### Data listing:

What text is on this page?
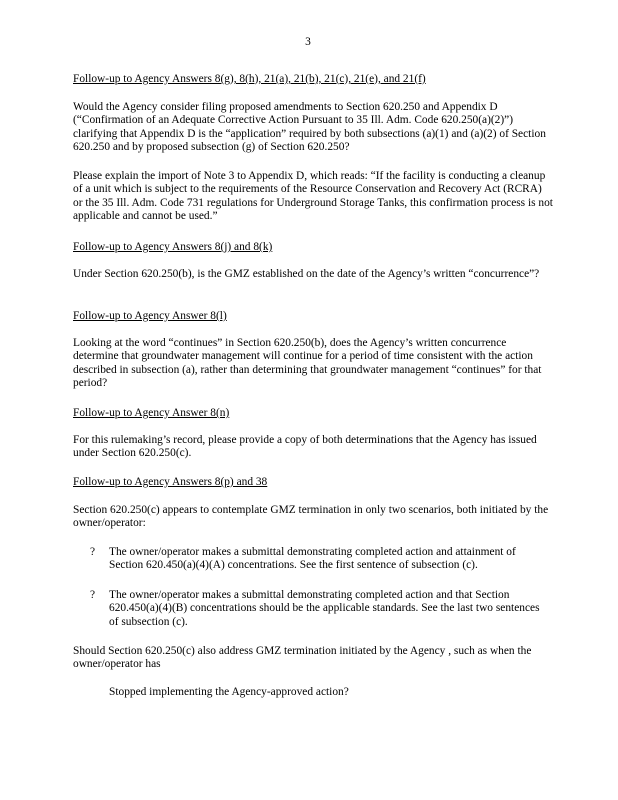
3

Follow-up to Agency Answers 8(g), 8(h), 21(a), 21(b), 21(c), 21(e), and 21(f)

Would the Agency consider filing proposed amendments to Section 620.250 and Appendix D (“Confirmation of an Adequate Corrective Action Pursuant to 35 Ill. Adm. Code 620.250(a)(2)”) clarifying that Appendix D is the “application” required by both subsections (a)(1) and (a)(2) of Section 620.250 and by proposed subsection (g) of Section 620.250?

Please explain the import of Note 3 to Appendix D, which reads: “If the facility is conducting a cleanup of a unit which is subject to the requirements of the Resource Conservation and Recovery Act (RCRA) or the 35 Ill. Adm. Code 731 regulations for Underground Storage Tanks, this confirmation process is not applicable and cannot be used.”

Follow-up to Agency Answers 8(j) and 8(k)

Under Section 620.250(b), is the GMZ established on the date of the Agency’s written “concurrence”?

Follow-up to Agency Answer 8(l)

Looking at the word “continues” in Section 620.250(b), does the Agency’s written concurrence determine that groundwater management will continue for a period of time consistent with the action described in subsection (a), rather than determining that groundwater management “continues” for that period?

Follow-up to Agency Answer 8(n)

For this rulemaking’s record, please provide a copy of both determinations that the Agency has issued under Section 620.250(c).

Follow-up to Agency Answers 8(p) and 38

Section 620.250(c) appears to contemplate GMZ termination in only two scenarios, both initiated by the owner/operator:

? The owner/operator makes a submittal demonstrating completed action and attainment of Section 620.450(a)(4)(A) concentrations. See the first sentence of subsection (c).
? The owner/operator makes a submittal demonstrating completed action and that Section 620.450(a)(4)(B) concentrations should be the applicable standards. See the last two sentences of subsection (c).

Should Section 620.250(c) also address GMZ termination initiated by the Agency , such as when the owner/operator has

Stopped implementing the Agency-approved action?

### Aim:
Apart from the pictures, the entries above are to be repeated in full and exactly.

### Full response:
What text is on this page?
3

Follow-up to Agency Answers 8(g), 8(h), 21(a), 21(b), 21(c), 21(e), and 21(f)

Would the Agency consider filing proposed amendments to Section 620.250 and Appendix D (“Confirmation of an Adequate Corrective Action Pursuant to 35 Ill. Adm. Code 620.250(a)(2)”) clarifying that Appendix D is the “application” required by both subsections (a)(1) and (a)(2) of Section 620.250 and by proposed subsection (g) of Section 620.250?

Please explain the import of Note 3 to Appendix D, which reads: “If the facility is conducting a cleanup of a unit which is subject to the requirements of the Resource Conservation and Recovery Act (RCRA) or the 35 Ill. Adm. Code 731 regulations for Underground Storage Tanks, this confirmation process is not applicable and cannot be used.”

Follow-up to Agency Answers 8(j) and 8(k)

Under Section 620.250(b), is the GMZ established on the date of the Agency’s written “concurrence”?

Follow-up to Agency Answer 8(l)

Looking at the word “continues” in Section 620.250(b), does the Agency’s written concurrence determine that groundwater management will continue for a period of time consistent with the action described in subsection (a), rather than determining that groundwater management “continues” for that period?

Follow-up to Agency Answer 8(n)

For this rulemaking’s record, please provide a copy of both determinations that the Agency has issued under Section 620.250(c).

Follow-up to Agency Answers 8(p) and 38

Section 620.250(c) appears to contemplate GMZ termination in only two scenarios, both initiated by the owner/operator:

? The owner/operator makes a submittal demonstrating completed action and attainment of Section 620.450(a)(4)(A) concentrations. See the first sentence of subsection (c).
? The owner/operator makes a submittal demonstrating completed action and that Section 620.450(a)(4)(B) concentrations should be the applicable standards. See the last two sentences of subsection (c).

Should Section 620.250(c) also address GMZ termination initiated by the Agency , such as when the owner/operator has

Stopped implementing the Agency-approved action?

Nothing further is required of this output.